SHORT TASK:
Pull out all lines from the listing below in which the word "noise" appears.
## BEGIN PROVIDED DATA
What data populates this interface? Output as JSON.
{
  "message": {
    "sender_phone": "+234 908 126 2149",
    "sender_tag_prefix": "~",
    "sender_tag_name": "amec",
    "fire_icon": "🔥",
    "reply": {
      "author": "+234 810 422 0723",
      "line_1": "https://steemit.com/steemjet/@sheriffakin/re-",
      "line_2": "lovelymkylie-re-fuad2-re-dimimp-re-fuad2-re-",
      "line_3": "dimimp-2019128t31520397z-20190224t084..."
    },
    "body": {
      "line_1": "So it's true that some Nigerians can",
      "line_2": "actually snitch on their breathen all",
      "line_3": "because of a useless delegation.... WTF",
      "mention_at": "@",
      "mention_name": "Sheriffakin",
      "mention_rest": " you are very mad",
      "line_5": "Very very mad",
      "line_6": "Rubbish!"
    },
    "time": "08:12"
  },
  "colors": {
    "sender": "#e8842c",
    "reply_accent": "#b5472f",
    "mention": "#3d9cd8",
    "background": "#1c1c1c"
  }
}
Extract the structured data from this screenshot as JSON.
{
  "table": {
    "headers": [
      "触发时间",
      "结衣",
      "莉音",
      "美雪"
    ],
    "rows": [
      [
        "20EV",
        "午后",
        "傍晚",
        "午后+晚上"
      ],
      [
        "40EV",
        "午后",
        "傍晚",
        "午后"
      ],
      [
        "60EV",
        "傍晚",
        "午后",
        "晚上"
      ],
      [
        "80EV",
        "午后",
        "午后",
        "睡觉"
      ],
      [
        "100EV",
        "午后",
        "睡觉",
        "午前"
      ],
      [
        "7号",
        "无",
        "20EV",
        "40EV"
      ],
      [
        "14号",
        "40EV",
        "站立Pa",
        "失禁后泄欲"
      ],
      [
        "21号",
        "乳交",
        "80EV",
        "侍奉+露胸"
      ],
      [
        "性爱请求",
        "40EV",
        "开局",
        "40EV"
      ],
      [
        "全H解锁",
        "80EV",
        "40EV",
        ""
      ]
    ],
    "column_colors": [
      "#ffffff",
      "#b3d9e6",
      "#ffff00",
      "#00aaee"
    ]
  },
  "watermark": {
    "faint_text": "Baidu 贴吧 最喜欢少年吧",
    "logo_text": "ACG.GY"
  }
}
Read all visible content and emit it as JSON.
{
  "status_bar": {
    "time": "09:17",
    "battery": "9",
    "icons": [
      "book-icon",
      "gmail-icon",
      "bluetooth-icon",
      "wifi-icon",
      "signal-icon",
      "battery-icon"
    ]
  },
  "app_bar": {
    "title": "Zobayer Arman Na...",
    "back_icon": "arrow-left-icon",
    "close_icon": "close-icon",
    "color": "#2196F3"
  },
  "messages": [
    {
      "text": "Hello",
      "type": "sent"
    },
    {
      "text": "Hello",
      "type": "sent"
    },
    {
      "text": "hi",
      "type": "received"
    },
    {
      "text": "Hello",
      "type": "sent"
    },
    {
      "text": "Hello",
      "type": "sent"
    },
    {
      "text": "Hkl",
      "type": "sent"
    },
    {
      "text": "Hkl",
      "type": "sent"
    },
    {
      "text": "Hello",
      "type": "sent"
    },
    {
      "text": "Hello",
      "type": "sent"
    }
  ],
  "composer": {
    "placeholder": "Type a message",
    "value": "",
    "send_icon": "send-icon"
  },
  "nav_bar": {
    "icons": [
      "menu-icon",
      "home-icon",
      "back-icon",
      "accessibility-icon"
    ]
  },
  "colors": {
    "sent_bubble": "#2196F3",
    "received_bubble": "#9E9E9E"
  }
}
## END PROVIDED DATA
## BEGIN PROVIDED DATA
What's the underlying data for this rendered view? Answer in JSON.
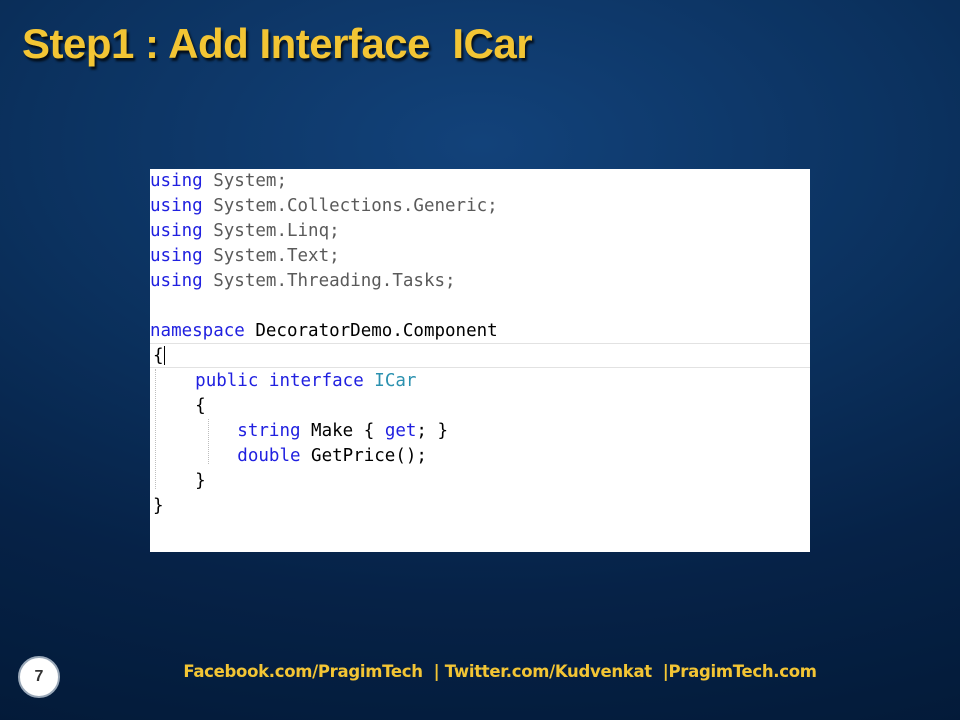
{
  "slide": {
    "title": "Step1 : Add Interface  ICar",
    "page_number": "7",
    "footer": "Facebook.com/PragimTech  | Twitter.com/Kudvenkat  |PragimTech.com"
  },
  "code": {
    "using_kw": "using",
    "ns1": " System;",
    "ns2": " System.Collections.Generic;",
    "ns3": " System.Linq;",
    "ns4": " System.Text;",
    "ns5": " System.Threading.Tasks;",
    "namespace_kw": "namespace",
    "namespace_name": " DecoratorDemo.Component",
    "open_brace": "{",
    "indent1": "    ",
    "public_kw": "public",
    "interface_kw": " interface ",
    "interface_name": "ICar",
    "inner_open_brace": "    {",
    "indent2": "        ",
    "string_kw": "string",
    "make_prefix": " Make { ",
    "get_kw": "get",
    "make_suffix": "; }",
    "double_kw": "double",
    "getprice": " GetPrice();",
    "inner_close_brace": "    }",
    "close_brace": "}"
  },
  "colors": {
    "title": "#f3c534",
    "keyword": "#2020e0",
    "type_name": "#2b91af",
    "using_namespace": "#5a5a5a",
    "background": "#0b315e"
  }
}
## END PROVIDED DATA
## BEGIN PROVIDED DATA
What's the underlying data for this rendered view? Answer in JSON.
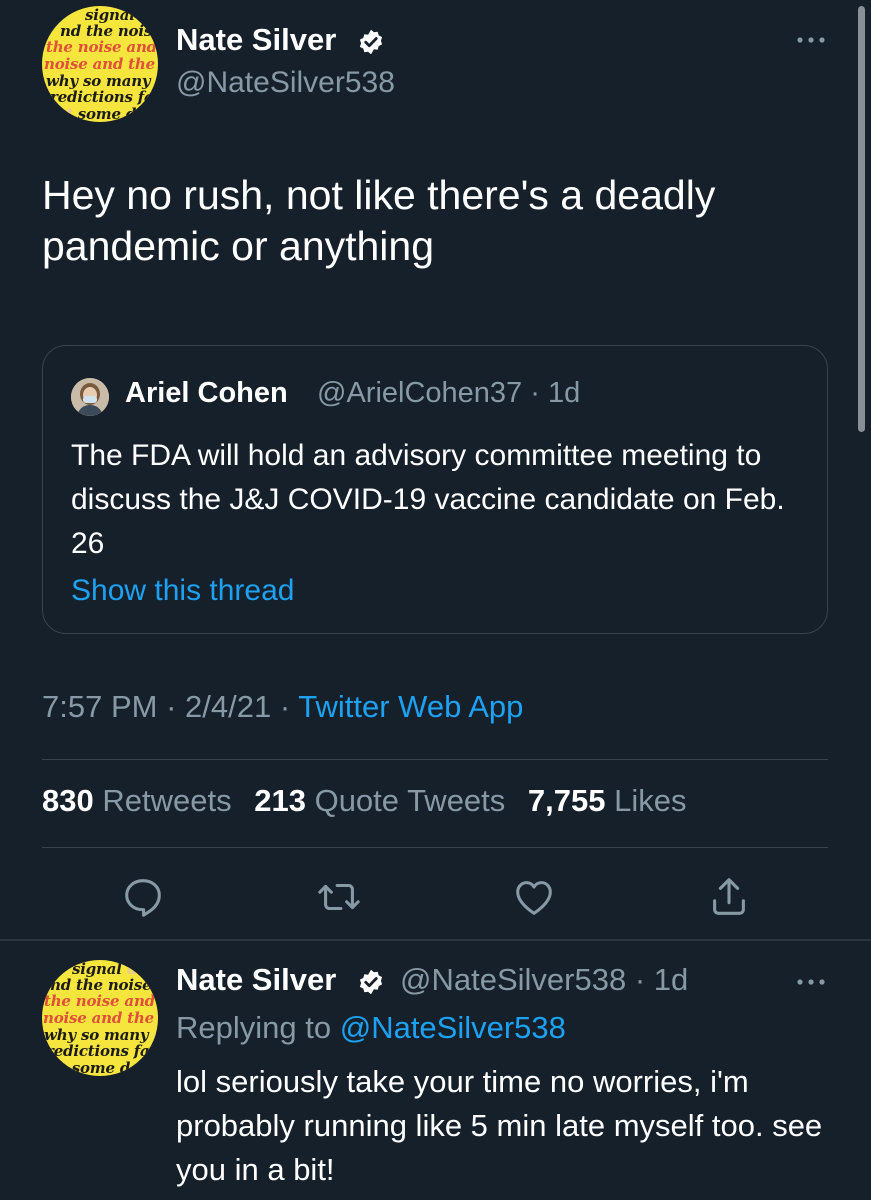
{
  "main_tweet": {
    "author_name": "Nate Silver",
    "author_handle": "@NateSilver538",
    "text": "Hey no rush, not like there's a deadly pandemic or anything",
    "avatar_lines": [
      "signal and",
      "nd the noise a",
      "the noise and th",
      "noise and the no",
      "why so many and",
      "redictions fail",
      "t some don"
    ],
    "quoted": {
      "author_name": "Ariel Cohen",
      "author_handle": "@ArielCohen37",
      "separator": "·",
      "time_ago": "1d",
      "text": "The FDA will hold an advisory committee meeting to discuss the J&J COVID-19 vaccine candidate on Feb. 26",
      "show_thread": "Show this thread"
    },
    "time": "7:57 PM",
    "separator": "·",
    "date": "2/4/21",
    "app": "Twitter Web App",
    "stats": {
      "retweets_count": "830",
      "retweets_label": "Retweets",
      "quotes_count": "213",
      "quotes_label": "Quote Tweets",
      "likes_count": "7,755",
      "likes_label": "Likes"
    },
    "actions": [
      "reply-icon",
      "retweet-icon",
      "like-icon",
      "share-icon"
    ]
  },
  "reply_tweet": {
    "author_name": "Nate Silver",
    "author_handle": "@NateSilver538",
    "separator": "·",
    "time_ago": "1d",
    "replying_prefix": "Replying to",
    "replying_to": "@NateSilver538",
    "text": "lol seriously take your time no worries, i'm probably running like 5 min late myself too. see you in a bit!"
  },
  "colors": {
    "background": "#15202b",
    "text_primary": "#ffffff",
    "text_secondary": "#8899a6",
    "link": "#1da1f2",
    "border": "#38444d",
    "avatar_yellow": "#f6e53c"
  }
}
## END PROVIDED DATA
EXERCISE OUTPUT:
      "nd the noise a",
      "the noise and th",
      "noise and the no",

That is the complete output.